*** Block opens ***

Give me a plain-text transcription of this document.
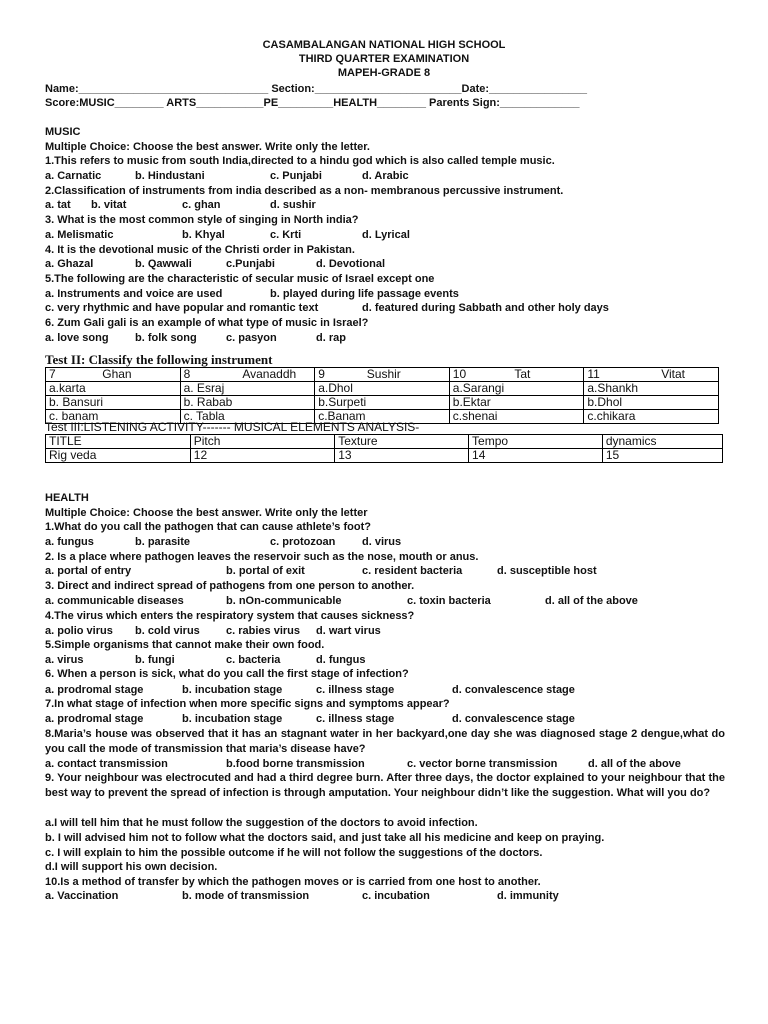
CASAMBALANGAN NATIONAL HIGH SCHOOL
THIRD QUARTER EXAMINATION
MAPEH-GRADE 8
Name:_______________________________ Section:________________________Date:________________
Score:MUSIC________ ARTS___________PE_________HEALTH________ Parents Sign:_____________
MUSIC
Multiple Choice: Choose the best answer. Write only the letter.
1.This refers to music from south India,directed to a hindu god which is also called temple music.
a. Carnatic	b. Hindustani	c. Punjabi	d. Arabic
2.Classification of instruments from india described as a non- membranous percussive instrument.
a. tat b. vitat	c. ghan	d. sushir
3. What is the most common style of singing in North india?
a. Melismatic	b. Khyal	c. Krti	d. Lyrical
4. It is the devotional music of the Christi order in Pakistan.
a. Ghazal	b. Qawwali	c.Punjabi	d. Devotional
5.The following are the characteristic of secular music of Israel except one
a. Instruments and voice are used	b. played during life passage events
c. very rhythmic and have popular and romantic text	d. featured during Sabbath and other holy days
6. Zum Gali gali is an example of what type of music in Israel?
a. love song b. folk song	c. pasyon	d. rap
Test II: Classify the following instrument
7 Ghan	8 Avanaddh	9 Sushir	10 Tat	11 Vitat

a.karta	a. Esraj	a.Dhol	a.Sarangi	a.Shankh
b. Bansuri	b. Rabab	b.Surpeti	b.Ektar	b.Dhol
c. banam	c. Tabla	c.Banam	c.shenai	c.chikara
Test III:LISTENING ACTIVITY------- MUSICAL ELEMENTS ANALYSIS-
TITLE	Pitch	Texture	Tempo	dynamics
Rig veda	12	13	14	15
HEALTH
Multiple Choice: Choose the best answer. Write only the letter
1.What do you call the pathogen that can cause athlete’s foot?
a. fungus	b. parasite	c. protozoan d. virus
2. Is a place where pathogen leaves the reservoir such as the nose, mouth or anus.
a. portal of entry	b. portal of exit	c. resident bacteria	d. susceptible host
3. Direct and indirect spread of pathogens from one person to another.
a. communicable diseases	b. nOn-communicable	c. toxin bacteria	d. all of the above
4.The virus which enters the respiratory system that causes sickness?
a. polio virus b. cold virus c. rabies virus d. wart virus
5.Simple organisms that cannot make their own food.
a. virus	b. fungi	c. bacteria	d. fungus
6. When a person is sick, what do you call the first stage of infection?
a. prodromal stage	b. incubation stage	c. illness stage	d. convalescence stage
7.In what stage of infection when more specific signs and symptoms appear?
a. prodromal stage	b. incubation stage	c. illness stage	d. convalescence stage
8.Maria’s house was observed that it has an stagnant water in her backyard,one day she was diagnosed stage 2 dengue,what do you call the mode of transmission that maria’s disease have?
a. contact transmission	b.food borne transmission	c. vector borne transmission	d. all of the above
9. Your neighbour was electrocuted and had a third degree burn. After three days, the doctor explained to your neighbour that the best way to prevent the spread of infection is through amputation. Your neighbour didn’t like the suggestion. What will you do?
a.I will tell him that he must follow the suggestion of the doctors to avoid infection.
b. I will advised him not to follow what the doctors said, and just take all his medicine and keep on praying.
c. I will explain to him the possible outcome if he will not follow the suggestions of the doctors.
d.I will support his own decision.
10.Is a method of transfer by which the pathogen moves or is carried from one host to another.
a. Vaccination	b. mode of transmission	c. incubation	d. immunity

*** Block closes ***

▶ [Task instructions]
When you return the listing, keep each line exact and leave the pictures out.

▶ [Task output]
Give me a plain-text transcription of this document.
CASAMBALANGAN NATIONAL HIGH SCHOOL
THIRD QUARTER EXAMINATION
MAPEH-GRADE 8
Name:_______________________________ Section:________________________Date:________________
Score:MUSIC________ ARTS___________PE_________HEALTH________ Parents Sign:_____________
MUSIC
Multiple Choice: Choose the best answer. Write only the letter.
1.This refers to music from south India,directed to a hindu god which is also called temple music.
a. Carnatic	b. Hindustani	c. Punjabi	d. Arabic
2.Classification of instruments from india described as a non- membranous percussive instrument.
a. tat b. vitat	c. ghan	d. sushir
3. What is the most common style of singing in North india?
a. Melismatic	b. Khyal	c. Krti	d. Lyrical
4. It is the devotional music of the Christi order in Pakistan.
a. Ghazal	b. Qawwali	c.Punjabi	d. Devotional
5.The following are the characteristic of secular music of Israel except one
a. Instruments and voice are used	b. played during life passage events
c. very rhythmic and have popular and romantic text	d. featured during Sabbath and other holy days
6. Zum Gali gali is an example of what type of music in Israel?
a. love song b. folk song	c. pasyon	d. rap
Test II: Classify the following instrument
7 Ghan	8 Avanaddh	9 Sushir	10 Tat	11 Vitat

a.karta	a. Esraj	a.Dhol	a.Sarangi	a.Shankh
b. Bansuri	b. Rabab	b.Surpeti	b.Ektar	b.Dhol
c. banam	c. Tabla	c.Banam	c.shenai	c.chikara
Test III:LISTENING ACTIVITY------- MUSICAL ELEMENTS ANALYSIS-
TITLE	Pitch	Texture	Tempo	dynamics
Rig veda	12	13	14	15
HEALTH
Multiple Choice: Choose the best answer. Write only the letter
1.What do you call the pathogen that can cause athlete’s foot?
a. fungus	b. parasite	c. protozoan d. virus
2. Is a place where pathogen leaves the reservoir such as the nose, mouth or anus.
a. portal of entry	b. portal of exit	c. resident bacteria	d. susceptible host
3. Direct and indirect spread of pathogens from one person to another.
a. communicable diseases	b. nOn-communicable	c. toxin bacteria	d. all of the above
4.The virus which enters the respiratory system that causes sickness?
a. polio virus b. cold virus c. rabies virus d. wart virus
5.Simple organisms that cannot make their own food.
a. virus	b. fungi	c. bacteria	d. fungus
6. When a person is sick, what do you call the first stage of infection?
a. prodromal stage	b. incubation stage	c. illness stage	d. convalescence stage
7.In what stage of infection when more specific signs and symptoms appear?
a. prodromal stage	b. incubation stage	c. illness stage	d. convalescence stage
8.Maria’s house was observed that it has an stagnant water in her backyard,one day she was diagnosed stage 2 dengue,what do you call the mode of transmission that maria’s disease have?
a. contact transmission	b.food borne transmission	c. vector borne transmission	d. all of the above
9. Your neighbour was electrocuted and had a third degree burn. After three days, the doctor explained to your neighbour that the best way to prevent the spread of infection is through amputation. Your neighbour didn’t like the suggestion. What will you do?
a.I will tell him that he must follow the suggestion of the doctors to avoid infection.
b. I will advised him not to follow what the doctors said, and just take all his medicine and keep on praying.
c. I will explain to him the possible outcome if he will not follow the suggestions of the doctors.
d.I will support his own decision.
10.Is a method of transfer by which the pathogen moves or is carried from one host to another.
a. Vaccination	b. mode of transmission	c. incubation	d. immunity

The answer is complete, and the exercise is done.